_MATERIAL TO PROCESS_
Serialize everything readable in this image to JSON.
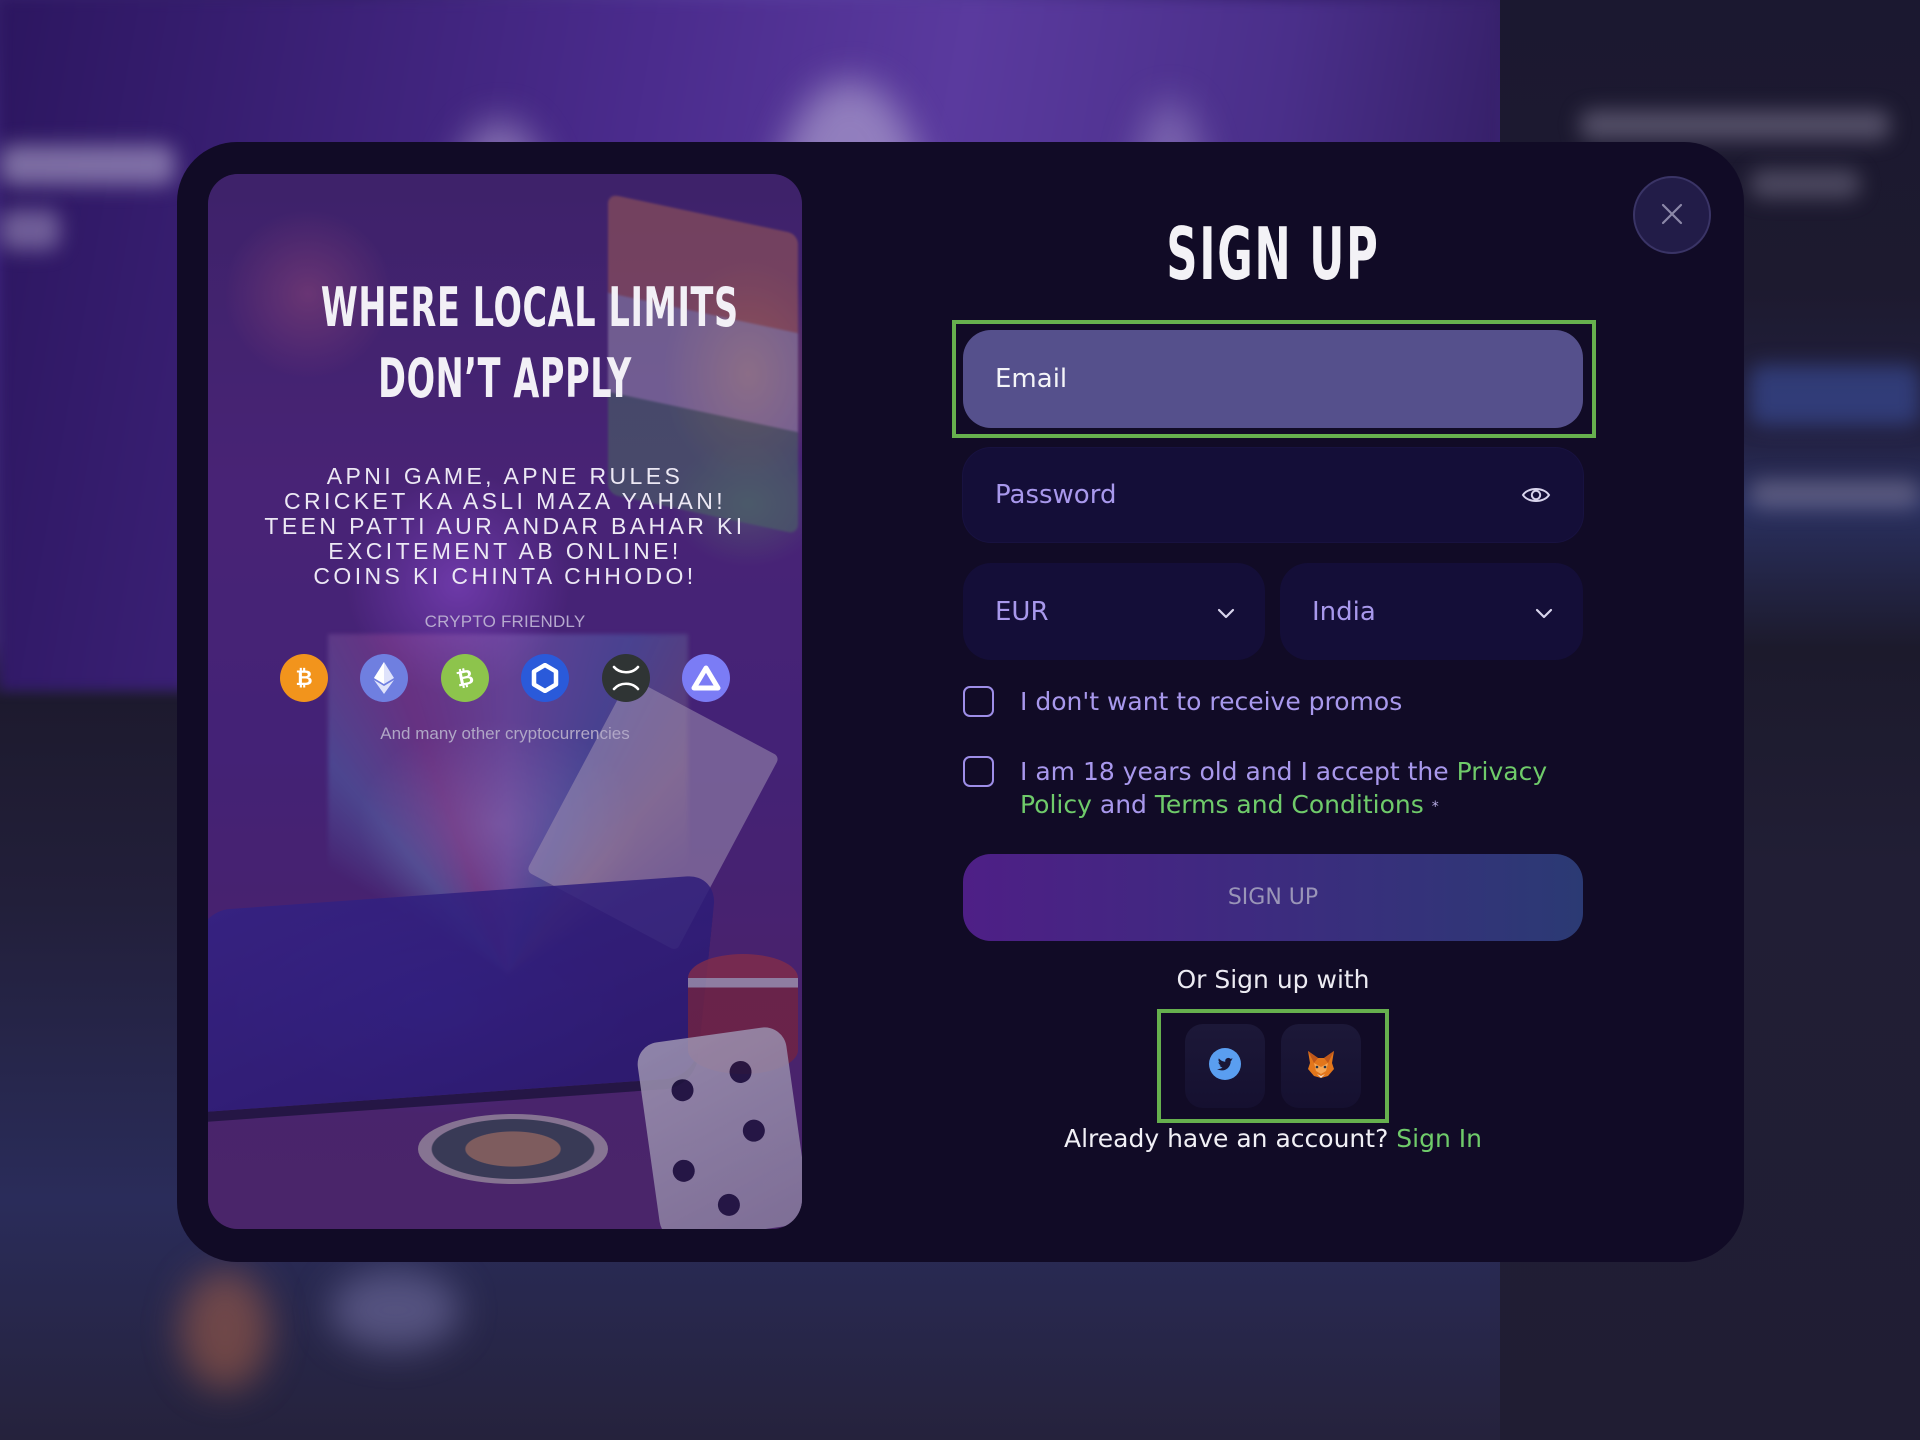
{
  "promo": {
    "title_lines": [
      "WHERE LOCAL LIMITS",
      "DON’T APPLY"
    ],
    "tagline_lines": [
      "APNI GAME, APNE RULES",
      "CRICKET KA ASLI MAZA YAHAN!",
      "TEEN PATTI AUR ANDAR BAHAR KI",
      "EXCITEMENT AB ONLINE!",
      "COINS KI CHINTA CHHODO!"
    ],
    "crypto_label": "CRYPTO FRIENDLY",
    "crypto_icons": [
      {
        "name": "bitcoin-icon",
        "symbol": "₿",
        "color": "#f2941c"
      },
      {
        "name": "ethereum-icon",
        "symbol": "◆",
        "color": "#6f7fe0"
      },
      {
        "name": "bitcoin-cash-icon",
        "symbol": "₿",
        "color": "#8dc44c"
      },
      {
        "name": "chainlink-icon",
        "symbol": "⬡",
        "color": "#2a5ada"
      },
      {
        "name": "xrp-icon",
        "symbol": "✕",
        "color": "#2f3434"
      },
      {
        "name": "triangle-coin-icon",
        "symbol": "▲",
        "color": "#7b7cf5"
      }
    ],
    "crypto_more": "And many other cryptocurrencies"
  },
  "form": {
    "title": "SIGN UP",
    "email": {
      "placeholder": "Email",
      "value": ""
    },
    "password": {
      "placeholder": "Password",
      "value": ""
    },
    "currency": {
      "selected": "EUR"
    },
    "country": {
      "selected": "India"
    },
    "promos_checkbox": {
      "label": "I don't want to receive promos",
      "checked": false
    },
    "terms_checkbox": {
      "prefix": "I am 18 years old and I accept the ",
      "privacy_link": "Privacy Policy",
      "middle": " and ",
      "terms_link": "Terms and Conditions",
      "required_mark": "*",
      "checked": false
    },
    "submit_label": "SIGN UP",
    "social_label": "Or Sign up with",
    "social_buttons": [
      {
        "name": "twitter",
        "color": "#5a9ef0"
      },
      {
        "name": "metamask",
        "color": "#e2761b"
      }
    ],
    "account_prompt": "Already have an account?",
    "sign_in_link": "Sign In"
  },
  "colors": {
    "modal_bg": "#110b26",
    "accent_green": "#6fcb6a",
    "accent_purple": "#a898ec",
    "highlight": "#66b04e"
  }
}
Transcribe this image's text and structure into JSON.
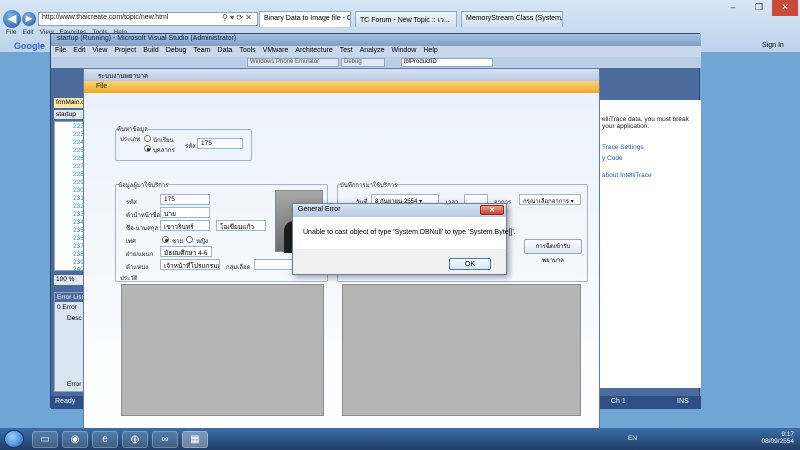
{
  "ie": {
    "address": "http://www.thaicreate.com/topic/new.html",
    "tabs": [
      "Binary Data to Image file - C#",
      "TC Forum - New Topic :: เว...",
      "MemoryStream Class (System.I..."
    ],
    "menu": [
      "File",
      "Edit",
      "View",
      "Favorites",
      "Tools",
      "Help"
    ],
    "google": "Google",
    "signin": "Sign In",
    "window_controls": [
      "–",
      "❐",
      "✕"
    ]
  },
  "vs": {
    "title": "startup (Running) - Microsoft Visual Studio (Administrator)",
    "menu": [
      "File",
      "Edit",
      "View",
      "Project",
      "Build",
      "Debug",
      "Team",
      "Data",
      "Tools",
      "VMware",
      "Architecture",
      "Test",
      "Analyze",
      "Window",
      "Help"
    ],
    "toolbar": {
      "emulator": "Windows Phone Emulator",
      "config": "Debug",
      "member": "lblProductID"
    },
    "doc_tab": "frmMain.cs",
    "solution_tab": "startup",
    "line_numbers": [
      "222",
      "223",
      "224",
      "225",
      "226",
      "227",
      "228",
      "229",
      "230",
      "231",
      "232",
      "233",
      "234",
      "235",
      "236",
      "237",
      "238",
      "239",
      "240"
    ],
    "zoom": "100 %",
    "error_list": {
      "title": "Error List",
      "count": "0 Error",
      "col": "Desc",
      "tab": "Error Li"
    },
    "intellitrace": {
      "line1": "elliTrace data, you must break",
      "line2": "your application.",
      "link1": "Trace Settings",
      "link2": "y Code",
      "link3": "about IntelliTrace"
    },
    "status": {
      "left": "Ready",
      "mid": "Ch 1",
      "right": "INS"
    }
  },
  "app": {
    "title": "ระบบงานพยาบาล",
    "menu": "File",
    "search_group": {
      "title": "ค้นหาข้อมูล",
      "type_label": "ประเภท",
      "radio1": "นักเรียน",
      "radio2": "บุคลากร",
      "id_label": "รหัส",
      "id_value": "175"
    },
    "user_group": {
      "title": "ข้อมูลผู้มาใช้บริการ",
      "id_label": "รหัส",
      "id_value": "175",
      "prefix_label": "คำนำหน้าชื่อ",
      "prefix_value": "นาย",
      "name_label": "ชื่อ-นามสกุล",
      "firstname": "เขาวรินทร์",
      "lastname": "โอเขียนแก้ว",
      "sex_label": "เพศ",
      "male": "ชาย",
      "female": "หญิง",
      "dept_label": "ฝ่าย/แผนก",
      "dept_value": "มัธยมศึกษา 4-6",
      "position_label": "ตำแหน่ง",
      "position_value": "เจ้าหน้าที่โปรแกรมเมอร์",
      "blood_label": "กลุ่มเลือด",
      "history_label": "ประวัติ"
    },
    "record_group": {
      "title": "บันทึกการมาใช้บริการ",
      "date_label": "วันที่",
      "day": "8",
      "month": "กันยายน",
      "year": "2554",
      "time_label": "เวลา",
      "symptom_label": "อาการ",
      "symptom_value": "กรุณาเลือกอาการ",
      "save_button": "การฉีดเข้ารับพยาบาล"
    }
  },
  "dialog": {
    "title": "General Error",
    "close": "✕",
    "message": "Unable to cast object of type 'System.DBNull' to type 'System.Byte[]'.",
    "ok": "OK"
  },
  "taskbar": {
    "lang": "EN",
    "time": "9:17",
    "date": "08/09/2554"
  }
}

_TASK TO COMPLETE_
Reproduce the full listing faithfully, but do not carry over any pictures.

_COMPLETE RESPONSE_
Serialize everything readable in this image to JSON.
{
  "promo": {
    "title_lines": [
      "WHERE LOCAL LIMITS",
      "DON’T APPLY"
    ],
    "tagline_lines": [
      "APNI GAME, APNE RULES",
      "CRICKET KA ASLI MAZA YAHAN!",
      "TEEN PATTI AUR ANDAR BAHAR KI",
      "EXCITEMENT AB ONLINE!",
      "COINS KI CHINTA CHHODO!"
    ],
    "crypto_label": "CRYPTO FRIENDLY",
    "crypto_icons": [
      {
        "name": "bitcoin-icon",
        "symbol": "₿",
        "color": "#f2941c"
      },
      {
        "name": "ethereum-icon",
        "symbol": "◆",
        "color": "#6f7fe0"
      },
      {
        "name": "bitcoin-cash-icon",
        "symbol": "₿",
        "color": "#8dc44c"
      },
      {
        "name": "chainlink-icon",
        "symbol": "⬡",
        "color": "#2a5ada"
      },
      {
        "name": "xrp-icon",
        "symbol": "✕",
        "color": "#2f3434"
      },
      {
        "name": "triangle-coin-icon",
        "symbol": "▲",
        "color": "#7b7cf5"
      }
    ],
    "crypto_more": "And many other cryptocurrencies"
  },
  "form": {
    "title": "SIGN UP",
    "email": {
      "placeholder": "Email",
      "value": ""
    },
    "password": {
      "placeholder": "Password",
      "value": ""
    },
    "currency": {
      "selected": "EUR"
    },
    "country": {
      "selected": "India"
    },
    "promos_checkbox": {
      "label": "I don't want to receive promos",
      "checked": false
    },
    "terms_checkbox": {
      "prefix": "I am 18 years old and I accept the ",
      "privacy_link": "Privacy Policy",
      "middle": " and ",
      "terms_link": "Terms and Conditions",
      "required_mark": "*",
      "checked": false
    },
    "submit_label": "SIGN UP",
    "social_label": "Or Sign up with",
    "social_buttons": [
      {
        "name": "twitter",
        "color": "#5a9ef0"
      },
      {
        "name": "metamask",
        "color": "#e2761b"
      }
    ],
    "account_prompt": "Already have an account?",
    "sign_in_link": "Sign In"
  },
  "colors": {
    "modal_bg": "#110b26",
    "accent_green": "#6fcb6a",
    "accent_purple": "#a898ec",
    "highlight": "#66b04e"
  }
}
Transcribe this image's text and structure into JSON.
{
  "ie": {
    "address": "http://www.thaicreate.com/topic/new.html",
    "tabs": [
      "Binary Data to Image file - C#",
      "TC Forum - New Topic :: เว...",
      "MemoryStream Class (System.I..."
    ],
    "menu": [
      "File",
      "Edit",
      "View",
      "Favorites",
      "Tools",
      "Help"
    ],
    "google": "Google",
    "signin": "Sign In",
    "window_controls": [
      "–",
      "❐",
      "✕"
    ]
  },
  "vs": {
    "title": "startup (Running) - Microsoft Visual Studio (Administrator)",
    "menu": [
      "File",
      "Edit",
      "View",
      "Project",
      "Build",
      "Debug",
      "Team",
      "Data",
      "Tools",
      "VMware",
      "Architecture",
      "Test",
      "Analyze",
      "Window",
      "Help"
    ],
    "toolbar": {
      "emulator": "Windows Phone Emulator",
      "config": "Debug",
      "member": "lblProductID"
    },
    "doc_tab": "frmMain.cs",
    "solution_tab": "startup",
    "line_numbers": [
      "222",
      "223",
      "224",
      "225",
      "226",
      "227",
      "228",
      "229",
      "230",
      "231",
      "232",
      "233",
      "234",
      "235",
      "236",
      "237",
      "238",
      "239",
      "240"
    ],
    "zoom": "100 %",
    "error_list": {
      "title": "Error List",
      "count": "0 Error",
      "col": "Desc",
      "tab": "Error Li"
    },
    "intellitrace": {
      "line1": "elliTrace data, you must break",
      "line2": "your application.",
      "link1": "Trace Settings",
      "link2": "y Code",
      "link3": "about IntelliTrace"
    },
    "status": {
      "left": "Ready",
      "mid": "Ch 1",
      "right": "INS"
    }
  },
  "app": {
    "title": "ระบบงานพยาบาล",
    "menu": "File",
    "search_group": {
      "title": "ค้นหาข้อมูล",
      "type_label": "ประเภท",
      "radio1": "นักเรียน",
      "radio2": "บุคลากร",
      "id_label": "รหัส",
      "id_value": "175"
    },
    "user_group": {
      "title": "ข้อมูลผู้มาใช้บริการ",
      "id_label": "รหัส",
      "id_value": "175",
      "prefix_label": "คำนำหน้าชื่อ",
      "prefix_value": "นาย",
      "name_label": "ชื่อ-นามสกุล",
      "firstname": "เขาวรินทร์",
      "lastname": "โอเขียนแก้ว",
      "sex_label": "เพศ",
      "male": "ชาย",
      "female": "หญิง",
      "dept_label": "ฝ่าย/แผนก",
      "dept_value": "มัธยมศึกษา 4-6",
      "position_label": "ตำแหน่ง",
      "position_value": "เจ้าหน้าที่โปรแกรมเมอร์",
      "blood_label": "กลุ่มเลือด",
      "history_label": "ประวัติ"
    },
    "record_group": {
      "title": "บันทึกการมาใช้บริการ",
      "date_label": "วันที่",
      "day": "8",
      "month": "กันยายน",
      "year": "2554",
      "time_label": "เวลา",
      "symptom_label": "อาการ",
      "symptom_value": "กรุณาเลือกอาการ",
      "save_button": "การฉีดเข้ารับพยาบาล"
    }
  },
  "dialog": {
    "title": "General Error",
    "close": "✕",
    "message": "Unable to cast object of type 'System.DBNull' to type 'System.Byte[]'.",
    "ok": "OK"
  },
  "taskbar": {
    "lang": "EN",
    "time": "9:17",
    "date": "08/09/2554"
  }
}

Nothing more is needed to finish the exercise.